#### BRIEF
Within the listing below, locate all lines containing the word "workers". Copy each one.

══ DATA

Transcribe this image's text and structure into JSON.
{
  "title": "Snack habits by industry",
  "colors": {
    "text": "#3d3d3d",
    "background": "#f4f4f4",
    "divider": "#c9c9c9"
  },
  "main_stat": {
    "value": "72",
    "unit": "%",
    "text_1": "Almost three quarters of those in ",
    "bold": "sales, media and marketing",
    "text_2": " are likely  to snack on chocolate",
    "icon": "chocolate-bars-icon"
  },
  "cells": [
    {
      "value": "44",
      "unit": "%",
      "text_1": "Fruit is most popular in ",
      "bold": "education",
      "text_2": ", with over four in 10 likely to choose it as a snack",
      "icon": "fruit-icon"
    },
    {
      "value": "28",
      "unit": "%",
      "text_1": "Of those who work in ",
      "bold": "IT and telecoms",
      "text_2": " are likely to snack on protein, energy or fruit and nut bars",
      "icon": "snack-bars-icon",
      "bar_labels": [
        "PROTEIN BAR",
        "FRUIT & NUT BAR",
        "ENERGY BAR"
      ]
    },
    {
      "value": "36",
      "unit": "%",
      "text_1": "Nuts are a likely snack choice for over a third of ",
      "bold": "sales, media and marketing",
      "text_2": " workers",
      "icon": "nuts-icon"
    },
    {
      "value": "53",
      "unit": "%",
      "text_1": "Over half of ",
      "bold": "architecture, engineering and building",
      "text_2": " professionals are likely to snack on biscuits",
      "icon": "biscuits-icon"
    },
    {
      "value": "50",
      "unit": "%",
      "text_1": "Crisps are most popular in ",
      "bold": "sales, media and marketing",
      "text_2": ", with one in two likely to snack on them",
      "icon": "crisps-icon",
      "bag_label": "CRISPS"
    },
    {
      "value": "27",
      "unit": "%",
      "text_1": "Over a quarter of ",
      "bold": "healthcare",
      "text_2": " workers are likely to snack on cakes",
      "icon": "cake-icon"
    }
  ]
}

════

#### EXERCISE OUTPUT
      "text_2": " workers",
      "text_2": " workers are likely to snack on cakes",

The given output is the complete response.